# Recorded data
▬▬▬▬▬▬

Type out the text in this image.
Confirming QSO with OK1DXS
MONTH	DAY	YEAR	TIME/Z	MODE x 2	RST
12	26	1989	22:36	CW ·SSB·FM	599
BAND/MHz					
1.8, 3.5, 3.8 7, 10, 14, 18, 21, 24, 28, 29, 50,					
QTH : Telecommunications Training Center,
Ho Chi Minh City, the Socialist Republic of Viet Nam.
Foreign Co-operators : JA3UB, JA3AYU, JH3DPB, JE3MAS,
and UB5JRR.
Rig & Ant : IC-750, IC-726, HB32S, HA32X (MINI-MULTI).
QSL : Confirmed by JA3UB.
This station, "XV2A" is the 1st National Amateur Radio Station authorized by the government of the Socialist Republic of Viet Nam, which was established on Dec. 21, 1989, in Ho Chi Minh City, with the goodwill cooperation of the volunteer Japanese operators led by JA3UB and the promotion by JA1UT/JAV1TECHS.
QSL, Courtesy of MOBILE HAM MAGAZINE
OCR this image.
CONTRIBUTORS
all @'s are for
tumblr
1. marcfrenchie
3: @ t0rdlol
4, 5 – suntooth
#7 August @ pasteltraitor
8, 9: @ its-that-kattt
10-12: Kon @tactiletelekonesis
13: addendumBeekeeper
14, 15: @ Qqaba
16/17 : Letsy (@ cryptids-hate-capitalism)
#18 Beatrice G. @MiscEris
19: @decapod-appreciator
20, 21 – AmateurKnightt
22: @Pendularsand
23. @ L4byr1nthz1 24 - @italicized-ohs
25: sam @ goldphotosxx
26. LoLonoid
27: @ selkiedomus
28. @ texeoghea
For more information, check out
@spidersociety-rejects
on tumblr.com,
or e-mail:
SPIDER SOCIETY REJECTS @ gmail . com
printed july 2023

▬▬▬▬▬▬

# Goal
Pick out each line above that includes "image" and show it.

# Response
Type out the text in this image.
OCR this image.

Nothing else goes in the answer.